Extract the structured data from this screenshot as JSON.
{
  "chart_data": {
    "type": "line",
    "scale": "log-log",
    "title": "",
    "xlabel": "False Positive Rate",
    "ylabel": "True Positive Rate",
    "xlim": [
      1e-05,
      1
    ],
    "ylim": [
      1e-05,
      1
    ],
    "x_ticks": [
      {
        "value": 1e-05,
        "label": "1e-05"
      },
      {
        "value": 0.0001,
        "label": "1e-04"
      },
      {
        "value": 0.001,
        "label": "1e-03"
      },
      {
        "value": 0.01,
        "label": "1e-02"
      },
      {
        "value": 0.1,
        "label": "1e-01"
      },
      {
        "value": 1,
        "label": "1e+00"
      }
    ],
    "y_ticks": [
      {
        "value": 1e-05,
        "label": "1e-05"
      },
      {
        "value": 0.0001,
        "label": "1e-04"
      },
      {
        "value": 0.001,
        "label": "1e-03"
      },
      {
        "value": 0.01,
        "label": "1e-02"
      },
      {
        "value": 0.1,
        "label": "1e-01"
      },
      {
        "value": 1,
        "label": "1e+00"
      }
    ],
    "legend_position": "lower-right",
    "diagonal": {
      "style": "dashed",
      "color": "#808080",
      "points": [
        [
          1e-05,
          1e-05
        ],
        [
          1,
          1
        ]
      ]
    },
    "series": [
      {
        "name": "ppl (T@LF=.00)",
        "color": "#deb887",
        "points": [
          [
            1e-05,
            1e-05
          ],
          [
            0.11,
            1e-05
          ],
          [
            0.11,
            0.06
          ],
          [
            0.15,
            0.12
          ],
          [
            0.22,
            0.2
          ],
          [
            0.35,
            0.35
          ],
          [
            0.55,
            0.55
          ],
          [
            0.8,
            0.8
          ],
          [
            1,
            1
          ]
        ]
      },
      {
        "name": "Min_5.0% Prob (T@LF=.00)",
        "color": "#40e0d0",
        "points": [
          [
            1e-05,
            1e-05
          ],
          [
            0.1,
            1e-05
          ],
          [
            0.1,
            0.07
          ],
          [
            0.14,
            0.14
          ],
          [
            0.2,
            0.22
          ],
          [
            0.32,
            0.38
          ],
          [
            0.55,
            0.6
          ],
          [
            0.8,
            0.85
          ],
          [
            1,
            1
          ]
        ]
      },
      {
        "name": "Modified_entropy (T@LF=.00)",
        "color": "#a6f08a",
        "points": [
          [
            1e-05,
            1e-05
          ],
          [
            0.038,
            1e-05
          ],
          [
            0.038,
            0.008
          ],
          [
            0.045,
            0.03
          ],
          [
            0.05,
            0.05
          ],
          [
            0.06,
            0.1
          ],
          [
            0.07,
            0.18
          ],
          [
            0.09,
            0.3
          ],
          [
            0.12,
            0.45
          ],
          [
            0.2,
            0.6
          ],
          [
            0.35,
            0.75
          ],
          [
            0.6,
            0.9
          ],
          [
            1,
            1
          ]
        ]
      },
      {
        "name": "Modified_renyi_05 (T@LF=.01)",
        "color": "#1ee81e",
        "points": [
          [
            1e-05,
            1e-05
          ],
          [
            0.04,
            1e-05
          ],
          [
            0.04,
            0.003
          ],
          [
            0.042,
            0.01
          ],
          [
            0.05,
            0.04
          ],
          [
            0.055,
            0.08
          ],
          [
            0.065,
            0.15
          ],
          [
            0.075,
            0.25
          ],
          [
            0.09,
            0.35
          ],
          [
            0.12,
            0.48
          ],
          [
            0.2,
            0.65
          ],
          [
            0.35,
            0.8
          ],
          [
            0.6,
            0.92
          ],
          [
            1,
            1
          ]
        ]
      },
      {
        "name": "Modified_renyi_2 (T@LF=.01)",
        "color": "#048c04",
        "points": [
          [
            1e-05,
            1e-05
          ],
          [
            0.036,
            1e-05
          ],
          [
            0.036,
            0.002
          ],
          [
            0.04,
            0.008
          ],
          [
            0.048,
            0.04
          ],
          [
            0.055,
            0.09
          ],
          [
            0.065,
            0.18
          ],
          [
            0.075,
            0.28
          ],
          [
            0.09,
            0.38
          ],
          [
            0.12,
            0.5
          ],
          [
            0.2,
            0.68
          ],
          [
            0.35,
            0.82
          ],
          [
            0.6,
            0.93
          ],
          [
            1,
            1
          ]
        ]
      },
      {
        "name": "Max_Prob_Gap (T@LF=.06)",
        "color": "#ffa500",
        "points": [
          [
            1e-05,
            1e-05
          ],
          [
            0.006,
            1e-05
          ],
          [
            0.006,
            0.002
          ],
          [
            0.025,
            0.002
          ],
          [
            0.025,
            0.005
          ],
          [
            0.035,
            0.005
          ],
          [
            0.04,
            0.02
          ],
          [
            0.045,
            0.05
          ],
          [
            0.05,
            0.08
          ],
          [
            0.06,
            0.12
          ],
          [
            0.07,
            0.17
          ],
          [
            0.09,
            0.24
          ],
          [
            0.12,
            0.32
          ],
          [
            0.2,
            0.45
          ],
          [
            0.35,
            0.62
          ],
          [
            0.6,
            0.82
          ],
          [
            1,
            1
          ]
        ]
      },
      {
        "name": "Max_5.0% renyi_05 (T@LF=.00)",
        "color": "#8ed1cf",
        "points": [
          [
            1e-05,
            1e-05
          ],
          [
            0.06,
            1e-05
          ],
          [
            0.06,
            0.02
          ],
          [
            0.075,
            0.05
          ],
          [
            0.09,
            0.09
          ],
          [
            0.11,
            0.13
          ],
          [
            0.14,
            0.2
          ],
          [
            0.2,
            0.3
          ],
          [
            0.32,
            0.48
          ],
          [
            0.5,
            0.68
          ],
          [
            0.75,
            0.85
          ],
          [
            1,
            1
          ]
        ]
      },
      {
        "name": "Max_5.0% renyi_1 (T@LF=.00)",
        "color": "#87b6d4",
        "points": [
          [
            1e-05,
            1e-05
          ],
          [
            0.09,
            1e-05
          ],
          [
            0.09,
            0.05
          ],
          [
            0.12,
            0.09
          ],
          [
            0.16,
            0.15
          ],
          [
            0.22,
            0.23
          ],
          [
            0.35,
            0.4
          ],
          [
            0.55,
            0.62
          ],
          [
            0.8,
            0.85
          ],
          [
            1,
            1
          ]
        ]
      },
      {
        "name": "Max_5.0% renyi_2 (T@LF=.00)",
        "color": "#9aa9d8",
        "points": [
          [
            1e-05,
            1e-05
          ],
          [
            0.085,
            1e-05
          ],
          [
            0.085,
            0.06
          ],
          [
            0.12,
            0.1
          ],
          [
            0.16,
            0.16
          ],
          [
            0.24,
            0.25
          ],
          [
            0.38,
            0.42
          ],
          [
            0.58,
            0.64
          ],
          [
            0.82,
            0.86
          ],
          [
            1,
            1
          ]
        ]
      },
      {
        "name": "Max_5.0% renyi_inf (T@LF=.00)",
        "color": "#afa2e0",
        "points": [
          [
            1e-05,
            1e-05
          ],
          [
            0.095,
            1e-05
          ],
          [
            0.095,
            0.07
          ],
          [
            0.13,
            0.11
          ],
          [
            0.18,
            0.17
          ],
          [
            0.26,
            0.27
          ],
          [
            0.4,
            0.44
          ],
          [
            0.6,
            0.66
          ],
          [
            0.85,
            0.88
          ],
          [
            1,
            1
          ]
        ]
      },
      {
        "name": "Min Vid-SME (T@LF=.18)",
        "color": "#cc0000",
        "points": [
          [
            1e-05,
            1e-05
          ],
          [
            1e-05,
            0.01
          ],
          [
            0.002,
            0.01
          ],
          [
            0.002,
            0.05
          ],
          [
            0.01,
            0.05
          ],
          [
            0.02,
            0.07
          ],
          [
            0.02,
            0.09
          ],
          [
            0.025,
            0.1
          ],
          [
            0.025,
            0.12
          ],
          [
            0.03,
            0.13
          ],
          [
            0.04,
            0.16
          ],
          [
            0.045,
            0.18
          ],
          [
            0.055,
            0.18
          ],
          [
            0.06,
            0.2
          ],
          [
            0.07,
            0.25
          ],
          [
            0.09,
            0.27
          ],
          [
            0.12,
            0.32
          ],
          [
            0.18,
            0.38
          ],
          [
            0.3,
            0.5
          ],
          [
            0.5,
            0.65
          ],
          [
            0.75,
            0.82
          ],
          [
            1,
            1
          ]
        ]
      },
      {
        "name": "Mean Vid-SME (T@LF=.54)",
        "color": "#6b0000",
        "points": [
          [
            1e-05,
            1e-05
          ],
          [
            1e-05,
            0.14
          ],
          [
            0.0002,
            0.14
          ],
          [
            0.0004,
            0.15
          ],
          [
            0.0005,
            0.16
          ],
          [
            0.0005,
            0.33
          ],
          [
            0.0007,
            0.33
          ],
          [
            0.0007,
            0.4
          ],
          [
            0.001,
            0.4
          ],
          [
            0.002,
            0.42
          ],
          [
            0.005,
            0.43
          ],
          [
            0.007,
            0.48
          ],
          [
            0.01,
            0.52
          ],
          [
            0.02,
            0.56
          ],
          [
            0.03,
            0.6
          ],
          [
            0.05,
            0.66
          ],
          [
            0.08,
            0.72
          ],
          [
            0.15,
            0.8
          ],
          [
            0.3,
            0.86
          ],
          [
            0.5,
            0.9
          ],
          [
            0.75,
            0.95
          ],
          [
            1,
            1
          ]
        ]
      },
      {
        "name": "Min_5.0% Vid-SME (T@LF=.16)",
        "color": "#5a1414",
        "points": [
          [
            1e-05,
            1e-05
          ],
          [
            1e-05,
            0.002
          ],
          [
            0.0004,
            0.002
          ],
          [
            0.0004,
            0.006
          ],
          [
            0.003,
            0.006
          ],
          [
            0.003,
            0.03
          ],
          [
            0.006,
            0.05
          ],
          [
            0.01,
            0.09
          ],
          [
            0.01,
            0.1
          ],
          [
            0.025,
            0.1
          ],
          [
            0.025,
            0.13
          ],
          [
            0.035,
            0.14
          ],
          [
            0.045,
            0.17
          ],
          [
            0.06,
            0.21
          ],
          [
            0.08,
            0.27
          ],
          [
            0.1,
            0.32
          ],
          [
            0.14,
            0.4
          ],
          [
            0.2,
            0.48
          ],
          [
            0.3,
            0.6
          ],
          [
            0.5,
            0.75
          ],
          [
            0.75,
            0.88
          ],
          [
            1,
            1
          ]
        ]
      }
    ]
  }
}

┄┄┄┄┄┄┄┄┄┄

## YOUR INSTRUCTIONS:
Determine how many lines in the data above contain the string "Rate". Give nothing except the number.

## SOLUTION TO THIS EXERCISE:
2